-- EXERCISE --
Update the listing from its beginning through the line that contains "- sidebar-item-shortcuts[interactable]: ⊞", changing "screenshot" to "screen capture" and leaving everything else the same. Give only those lines.
▼
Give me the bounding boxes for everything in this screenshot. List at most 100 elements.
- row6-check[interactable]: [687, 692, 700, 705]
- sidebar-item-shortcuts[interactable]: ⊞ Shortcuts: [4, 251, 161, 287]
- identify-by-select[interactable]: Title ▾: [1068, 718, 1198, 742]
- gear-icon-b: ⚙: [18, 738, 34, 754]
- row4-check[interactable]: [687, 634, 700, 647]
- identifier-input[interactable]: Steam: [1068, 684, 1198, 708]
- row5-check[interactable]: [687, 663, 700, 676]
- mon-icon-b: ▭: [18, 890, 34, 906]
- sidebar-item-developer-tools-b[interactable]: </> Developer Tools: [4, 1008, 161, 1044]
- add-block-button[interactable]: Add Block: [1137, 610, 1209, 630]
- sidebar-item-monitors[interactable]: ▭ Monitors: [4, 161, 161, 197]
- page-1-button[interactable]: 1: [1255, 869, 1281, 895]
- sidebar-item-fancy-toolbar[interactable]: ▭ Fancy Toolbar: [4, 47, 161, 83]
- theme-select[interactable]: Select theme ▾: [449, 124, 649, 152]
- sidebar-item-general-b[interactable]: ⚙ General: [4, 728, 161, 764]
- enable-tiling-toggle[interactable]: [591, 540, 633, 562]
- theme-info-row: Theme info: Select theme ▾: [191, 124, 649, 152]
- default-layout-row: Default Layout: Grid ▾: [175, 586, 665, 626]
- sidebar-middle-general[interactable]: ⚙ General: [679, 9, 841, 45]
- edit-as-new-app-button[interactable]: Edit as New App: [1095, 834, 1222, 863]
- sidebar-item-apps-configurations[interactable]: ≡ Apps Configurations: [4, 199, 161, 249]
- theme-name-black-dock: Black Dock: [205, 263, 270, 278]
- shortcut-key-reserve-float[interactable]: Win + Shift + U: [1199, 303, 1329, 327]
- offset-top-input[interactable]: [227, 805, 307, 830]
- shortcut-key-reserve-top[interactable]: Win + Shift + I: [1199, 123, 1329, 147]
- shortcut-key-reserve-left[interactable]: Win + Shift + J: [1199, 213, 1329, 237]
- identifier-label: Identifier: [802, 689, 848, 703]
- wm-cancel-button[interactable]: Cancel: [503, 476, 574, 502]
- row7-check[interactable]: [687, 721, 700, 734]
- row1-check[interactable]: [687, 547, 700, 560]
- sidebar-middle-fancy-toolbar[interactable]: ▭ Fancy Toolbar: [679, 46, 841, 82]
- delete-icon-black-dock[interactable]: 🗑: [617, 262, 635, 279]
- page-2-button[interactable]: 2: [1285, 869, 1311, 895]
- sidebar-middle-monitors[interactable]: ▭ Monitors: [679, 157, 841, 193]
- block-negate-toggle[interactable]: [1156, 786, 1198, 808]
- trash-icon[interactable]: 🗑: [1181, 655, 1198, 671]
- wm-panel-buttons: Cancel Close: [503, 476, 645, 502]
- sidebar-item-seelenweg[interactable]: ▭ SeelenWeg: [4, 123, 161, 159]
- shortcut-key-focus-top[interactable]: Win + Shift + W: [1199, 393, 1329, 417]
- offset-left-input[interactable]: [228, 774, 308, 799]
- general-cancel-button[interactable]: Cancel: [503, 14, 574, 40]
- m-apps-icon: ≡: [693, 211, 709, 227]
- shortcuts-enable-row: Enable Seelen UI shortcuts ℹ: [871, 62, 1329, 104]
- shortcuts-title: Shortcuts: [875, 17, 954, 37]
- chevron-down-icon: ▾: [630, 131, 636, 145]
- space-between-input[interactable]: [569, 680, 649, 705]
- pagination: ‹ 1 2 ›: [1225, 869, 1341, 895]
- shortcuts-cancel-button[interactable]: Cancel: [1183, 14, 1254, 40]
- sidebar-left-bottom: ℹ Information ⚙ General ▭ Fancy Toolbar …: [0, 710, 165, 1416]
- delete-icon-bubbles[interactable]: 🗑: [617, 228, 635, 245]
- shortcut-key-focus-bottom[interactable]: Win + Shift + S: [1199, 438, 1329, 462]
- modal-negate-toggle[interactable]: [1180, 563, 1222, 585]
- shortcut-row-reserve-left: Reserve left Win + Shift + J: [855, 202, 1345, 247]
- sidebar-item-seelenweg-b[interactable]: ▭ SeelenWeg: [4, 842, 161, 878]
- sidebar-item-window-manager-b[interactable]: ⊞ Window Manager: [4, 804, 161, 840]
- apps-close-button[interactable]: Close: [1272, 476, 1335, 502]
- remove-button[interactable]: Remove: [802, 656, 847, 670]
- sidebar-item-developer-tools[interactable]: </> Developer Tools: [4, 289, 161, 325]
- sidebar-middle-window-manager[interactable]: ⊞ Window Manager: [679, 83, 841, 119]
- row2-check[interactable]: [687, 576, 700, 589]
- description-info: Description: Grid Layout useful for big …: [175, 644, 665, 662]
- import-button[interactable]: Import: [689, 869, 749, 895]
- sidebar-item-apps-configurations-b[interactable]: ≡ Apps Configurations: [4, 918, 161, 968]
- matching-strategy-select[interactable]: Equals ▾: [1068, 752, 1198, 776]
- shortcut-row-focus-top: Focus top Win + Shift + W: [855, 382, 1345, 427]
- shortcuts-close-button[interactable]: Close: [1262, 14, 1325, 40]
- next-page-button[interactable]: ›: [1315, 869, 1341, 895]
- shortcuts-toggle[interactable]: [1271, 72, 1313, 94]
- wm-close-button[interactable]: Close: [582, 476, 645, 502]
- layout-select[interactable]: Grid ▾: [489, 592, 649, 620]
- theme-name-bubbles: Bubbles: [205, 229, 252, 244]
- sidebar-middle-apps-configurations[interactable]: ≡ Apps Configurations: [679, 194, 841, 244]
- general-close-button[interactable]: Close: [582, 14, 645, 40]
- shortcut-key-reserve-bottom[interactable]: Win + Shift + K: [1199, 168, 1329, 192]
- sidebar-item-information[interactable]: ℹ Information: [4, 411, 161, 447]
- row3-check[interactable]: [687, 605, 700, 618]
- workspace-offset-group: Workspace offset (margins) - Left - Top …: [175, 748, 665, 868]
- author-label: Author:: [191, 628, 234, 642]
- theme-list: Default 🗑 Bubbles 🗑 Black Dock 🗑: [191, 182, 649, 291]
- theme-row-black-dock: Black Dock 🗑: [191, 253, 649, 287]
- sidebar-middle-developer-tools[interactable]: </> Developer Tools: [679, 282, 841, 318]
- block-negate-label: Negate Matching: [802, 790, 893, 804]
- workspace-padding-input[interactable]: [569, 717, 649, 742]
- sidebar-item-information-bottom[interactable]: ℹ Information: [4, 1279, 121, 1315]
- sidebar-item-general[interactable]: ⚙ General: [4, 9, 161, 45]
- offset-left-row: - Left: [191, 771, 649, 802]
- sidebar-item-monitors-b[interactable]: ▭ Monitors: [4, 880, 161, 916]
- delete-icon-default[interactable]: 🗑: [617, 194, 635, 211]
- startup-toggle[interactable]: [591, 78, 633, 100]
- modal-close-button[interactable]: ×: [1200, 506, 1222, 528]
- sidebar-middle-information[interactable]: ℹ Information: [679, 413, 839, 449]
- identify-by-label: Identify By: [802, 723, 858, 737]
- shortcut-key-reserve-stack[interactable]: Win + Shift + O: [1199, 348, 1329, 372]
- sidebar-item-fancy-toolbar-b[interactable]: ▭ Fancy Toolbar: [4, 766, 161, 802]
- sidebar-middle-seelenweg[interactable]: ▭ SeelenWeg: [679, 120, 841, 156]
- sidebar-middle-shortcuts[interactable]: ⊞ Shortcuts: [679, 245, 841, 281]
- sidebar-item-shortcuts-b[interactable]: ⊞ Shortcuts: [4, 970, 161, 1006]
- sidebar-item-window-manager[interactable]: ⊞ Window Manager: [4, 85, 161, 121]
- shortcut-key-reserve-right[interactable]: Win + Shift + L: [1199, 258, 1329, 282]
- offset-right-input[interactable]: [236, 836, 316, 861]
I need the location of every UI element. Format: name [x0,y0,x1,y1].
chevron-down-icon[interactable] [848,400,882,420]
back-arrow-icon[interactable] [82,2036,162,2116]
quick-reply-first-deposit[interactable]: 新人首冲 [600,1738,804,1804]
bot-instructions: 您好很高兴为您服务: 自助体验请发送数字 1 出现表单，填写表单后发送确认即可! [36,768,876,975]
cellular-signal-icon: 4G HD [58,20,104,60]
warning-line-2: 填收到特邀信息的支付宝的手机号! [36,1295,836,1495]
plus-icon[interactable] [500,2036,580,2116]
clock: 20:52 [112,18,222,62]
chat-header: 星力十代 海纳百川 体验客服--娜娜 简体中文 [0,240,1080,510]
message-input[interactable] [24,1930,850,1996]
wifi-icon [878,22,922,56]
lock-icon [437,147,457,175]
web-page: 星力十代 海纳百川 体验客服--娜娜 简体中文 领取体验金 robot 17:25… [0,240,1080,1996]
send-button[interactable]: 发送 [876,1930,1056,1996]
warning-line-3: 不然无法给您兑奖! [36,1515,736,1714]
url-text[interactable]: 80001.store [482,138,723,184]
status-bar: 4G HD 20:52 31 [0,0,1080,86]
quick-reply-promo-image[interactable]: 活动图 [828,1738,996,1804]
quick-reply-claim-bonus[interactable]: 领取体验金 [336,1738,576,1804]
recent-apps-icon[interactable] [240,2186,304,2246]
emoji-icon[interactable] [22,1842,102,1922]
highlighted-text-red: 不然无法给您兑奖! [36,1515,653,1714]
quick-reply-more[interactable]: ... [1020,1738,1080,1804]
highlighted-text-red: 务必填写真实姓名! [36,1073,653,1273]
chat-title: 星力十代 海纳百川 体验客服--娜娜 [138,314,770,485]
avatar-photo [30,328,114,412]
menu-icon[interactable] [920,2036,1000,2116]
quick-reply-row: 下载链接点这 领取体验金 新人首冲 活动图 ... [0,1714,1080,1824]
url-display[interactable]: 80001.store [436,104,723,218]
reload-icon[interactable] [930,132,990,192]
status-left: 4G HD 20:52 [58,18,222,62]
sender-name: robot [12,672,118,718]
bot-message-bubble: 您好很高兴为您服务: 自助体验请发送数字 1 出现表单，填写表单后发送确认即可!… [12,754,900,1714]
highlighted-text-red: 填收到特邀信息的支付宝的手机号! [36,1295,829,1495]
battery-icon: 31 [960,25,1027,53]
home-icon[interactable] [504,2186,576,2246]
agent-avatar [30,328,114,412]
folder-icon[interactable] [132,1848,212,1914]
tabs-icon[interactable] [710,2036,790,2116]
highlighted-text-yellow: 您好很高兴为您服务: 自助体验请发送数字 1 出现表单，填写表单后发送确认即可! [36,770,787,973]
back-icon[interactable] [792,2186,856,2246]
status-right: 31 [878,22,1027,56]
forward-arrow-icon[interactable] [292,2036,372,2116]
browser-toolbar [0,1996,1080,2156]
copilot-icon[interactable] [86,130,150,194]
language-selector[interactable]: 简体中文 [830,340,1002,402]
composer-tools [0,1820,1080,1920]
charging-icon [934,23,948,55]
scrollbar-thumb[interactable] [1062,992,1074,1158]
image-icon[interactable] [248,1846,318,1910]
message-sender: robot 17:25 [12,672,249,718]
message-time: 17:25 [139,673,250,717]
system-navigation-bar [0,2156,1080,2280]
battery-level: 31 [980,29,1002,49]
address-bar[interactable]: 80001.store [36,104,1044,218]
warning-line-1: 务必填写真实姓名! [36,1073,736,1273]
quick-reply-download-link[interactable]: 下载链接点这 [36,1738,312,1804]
▲
-- FINAL ANSWER --
Give me the bounding boxes for everything in this screen capture. List at most 100 elements.
- row6-check[interactable]: [687, 692, 700, 705]
- sidebar-item-shortcuts[interactable]: ⊞ Shortcuts: [4, 251, 161, 287]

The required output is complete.